**Instructions to follow**
The entries below should be output exactly as written.

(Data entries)
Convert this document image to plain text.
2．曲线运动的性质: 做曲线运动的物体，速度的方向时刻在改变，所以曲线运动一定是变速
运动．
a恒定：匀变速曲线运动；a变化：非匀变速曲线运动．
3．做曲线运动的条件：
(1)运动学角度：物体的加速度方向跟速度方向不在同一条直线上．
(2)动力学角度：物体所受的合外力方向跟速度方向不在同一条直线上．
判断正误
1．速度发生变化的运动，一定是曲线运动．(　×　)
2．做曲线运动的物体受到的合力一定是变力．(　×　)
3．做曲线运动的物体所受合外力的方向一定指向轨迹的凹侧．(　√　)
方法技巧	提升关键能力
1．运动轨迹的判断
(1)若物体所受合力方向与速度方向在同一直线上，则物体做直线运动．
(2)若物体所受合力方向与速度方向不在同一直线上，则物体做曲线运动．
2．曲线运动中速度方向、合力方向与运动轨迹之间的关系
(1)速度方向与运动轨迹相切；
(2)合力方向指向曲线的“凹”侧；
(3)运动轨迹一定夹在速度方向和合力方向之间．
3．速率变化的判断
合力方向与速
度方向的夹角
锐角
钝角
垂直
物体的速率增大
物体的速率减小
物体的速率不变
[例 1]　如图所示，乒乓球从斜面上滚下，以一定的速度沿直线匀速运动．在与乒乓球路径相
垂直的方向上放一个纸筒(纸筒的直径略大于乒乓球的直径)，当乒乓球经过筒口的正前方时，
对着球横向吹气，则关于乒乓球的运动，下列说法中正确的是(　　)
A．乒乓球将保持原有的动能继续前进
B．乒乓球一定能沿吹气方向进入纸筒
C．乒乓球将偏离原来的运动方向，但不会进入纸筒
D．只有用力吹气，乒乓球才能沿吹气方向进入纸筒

**Response to the task**
Convert this document image to plain text.
2．曲线运动的性质: 做曲线运动的物体，速度的方向时刻在改变，所以曲线运动一定是变速
运动．
a恒定：匀变速曲线运动；a变化：非匀变速曲线运动．
3．做曲线运动的条件：
(1)运动学角度：物体的加速度方向跟速度方向不在同一条直线上．
(2)动力学角度：物体所受的合外力方向跟速度方向不在同一条直线上．
判断正误
1．速度发生变化的运动，一定是曲线运动．(　×　)
2．做曲线运动的物体受到的合力一定是变力．(　×　)
3．做曲线运动的物体所受合外力的方向一定指向轨迹的凹侧．(　√　)
方法技巧	提升关键能力
1．运动轨迹的判断
(1)若物体所受合力方向与速度方向在同一直线上，则物体做直线运动．
(2)若物体所受合力方向与速度方向不在同一直线上，则物体做曲线运动．
2．曲线运动中速度方向、合力方向与运动轨迹之间的关系
(1)速度方向与运动轨迹相切；
(2)合力方向指向曲线的“凹”侧；
(3)运动轨迹一定夹在速度方向和合力方向之间．
3．速率变化的判断
合力方向与速
度方向的夹角
锐角
钝角
垂直
物体的速率增大
物体的速率减小
物体的速率不变
[例 1]　如图所示，乒乓球从斜面上滚下，以一定的速度沿直线匀速运动．在与乒乓球路径相
垂直的方向上放一个纸筒(纸筒的直径略大于乒乓球的直径)，当乒乓球经过筒口的正前方时，
对着球横向吹气，则关于乒乓球的运动，下列说法中正确的是(　　)
A．乒乓球将保持原有的动能继续前进
B．乒乓球一定能沿吹气方向进入纸筒
C．乒乓球将偏离原来的运动方向，但不会进入纸筒
D．只有用力吹气，乒乓球才能沿吹气方向进入纸筒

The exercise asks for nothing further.